**PROBLEM DESCRIPTION**
Transcribe the entries that follow, word for word.

**DATA TO USE**
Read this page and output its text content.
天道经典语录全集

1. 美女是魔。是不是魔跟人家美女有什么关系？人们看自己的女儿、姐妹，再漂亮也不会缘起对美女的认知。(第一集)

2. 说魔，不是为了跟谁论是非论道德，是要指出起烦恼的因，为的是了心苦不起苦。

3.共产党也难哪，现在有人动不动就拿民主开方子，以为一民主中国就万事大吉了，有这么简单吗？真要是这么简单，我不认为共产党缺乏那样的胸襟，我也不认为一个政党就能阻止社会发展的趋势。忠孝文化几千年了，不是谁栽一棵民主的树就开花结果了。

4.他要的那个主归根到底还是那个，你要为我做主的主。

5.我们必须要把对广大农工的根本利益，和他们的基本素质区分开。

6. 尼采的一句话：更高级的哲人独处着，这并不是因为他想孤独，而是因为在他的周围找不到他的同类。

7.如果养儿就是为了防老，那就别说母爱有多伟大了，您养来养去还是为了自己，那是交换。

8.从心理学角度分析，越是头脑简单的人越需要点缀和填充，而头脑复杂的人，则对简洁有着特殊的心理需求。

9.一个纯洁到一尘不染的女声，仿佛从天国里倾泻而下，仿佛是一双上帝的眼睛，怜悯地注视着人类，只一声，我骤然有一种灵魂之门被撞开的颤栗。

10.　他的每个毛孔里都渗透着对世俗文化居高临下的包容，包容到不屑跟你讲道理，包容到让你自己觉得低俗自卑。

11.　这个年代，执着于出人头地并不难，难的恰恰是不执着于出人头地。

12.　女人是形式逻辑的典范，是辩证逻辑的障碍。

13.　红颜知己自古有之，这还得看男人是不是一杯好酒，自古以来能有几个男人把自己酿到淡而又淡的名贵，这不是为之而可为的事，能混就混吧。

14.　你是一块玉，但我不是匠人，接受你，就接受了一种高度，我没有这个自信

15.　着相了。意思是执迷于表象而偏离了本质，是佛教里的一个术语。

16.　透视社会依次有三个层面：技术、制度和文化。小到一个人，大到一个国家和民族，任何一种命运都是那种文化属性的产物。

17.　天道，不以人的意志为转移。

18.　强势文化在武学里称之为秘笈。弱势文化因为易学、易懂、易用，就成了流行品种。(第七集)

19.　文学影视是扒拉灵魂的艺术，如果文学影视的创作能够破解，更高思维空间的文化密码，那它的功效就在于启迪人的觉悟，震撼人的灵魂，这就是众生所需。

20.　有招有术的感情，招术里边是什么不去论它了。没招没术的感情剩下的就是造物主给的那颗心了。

**RESULT FOR THIS TASK**
Read this page and output its text content.
天道经典语录全集

1. 美女是魔。是不是魔跟人家美女有什么关系？人们看自己的女儿、姐妹，再漂亮也不会缘起对美女的认知。(第一集)

2. 说魔，不是为了跟谁论是非论道德，是要指出起烦恼的因，为的是了心苦不起苦。

3.共产党也难哪，现在有人动不动就拿民主开方子，以为一民主中国就万事大吉了，有这么简单吗？真要是这么简单，我不认为共产党缺乏那样的胸襟，我也不认为一个政党就能阻止社会发展的趋势。忠孝文化几千年了，不是谁栽一棵民主的树就开花结果了。

4.他要的那个主归根到底还是那个，你要为我做主的主。

5.我们必须要把对广大农工的根本利益，和他们的基本素质区分开。

6. 尼采的一句话：更高级的哲人独处着，这并不是因为他想孤独，而是因为在他的周围找不到他的同类。

7.如果养儿就是为了防老，那就别说母爱有多伟大了，您养来养去还是为了自己，那是交换。

8.从心理学角度分析，越是头脑简单的人越需要点缀和填充，而头脑复杂的人，则对简洁有着特殊的心理需求。

9.一个纯洁到一尘不染的女声，仿佛从天国里倾泻而下，仿佛是一双上帝的眼睛，怜悯地注视着人类，只一声，我骤然有一种灵魂之门被撞开的颤栗。

10.　他的每个毛孔里都渗透着对世俗文化居高临下的包容，包容到不屑跟你讲道理，包容到让你自己觉得低俗自卑。

11.　这个年代，执着于出人头地并不难，难的恰恰是不执着于出人头地。

12.　女人是形式逻辑的典范，是辩证逻辑的障碍。

13.　红颜知己自古有之，这还得看男人是不是一杯好酒，自古以来能有几个男人把自己酿到淡而又淡的名贵，这不是为之而可为的事，能混就混吧。

14.　你是一块玉，但我不是匠人，接受你，就接受了一种高度，我没有这个自信

15.　着相了。意思是执迷于表象而偏离了本质，是佛教里的一个术语。

16.　透视社会依次有三个层面：技术、制度和文化。小到一个人，大到一个国家和民族，任何一种命运都是那种文化属性的产物。

17.　天道，不以人的意志为转移。

18.　强势文化在武学里称之为秘笈。弱势文化因为易学、易懂、易用，就成了流行品种。(第七集)

19.　文学影视是扒拉灵魂的艺术，如果文学影视的创作能够破解，更高思维空间的文化密码，那它的功效就在于启迪人的觉悟，震撼人的灵魂，这就是众生所需。

20.　有招有术的感情，招术里边是什么不去论它了。没招没术的感情剩下的就是造物主给的那颗心了。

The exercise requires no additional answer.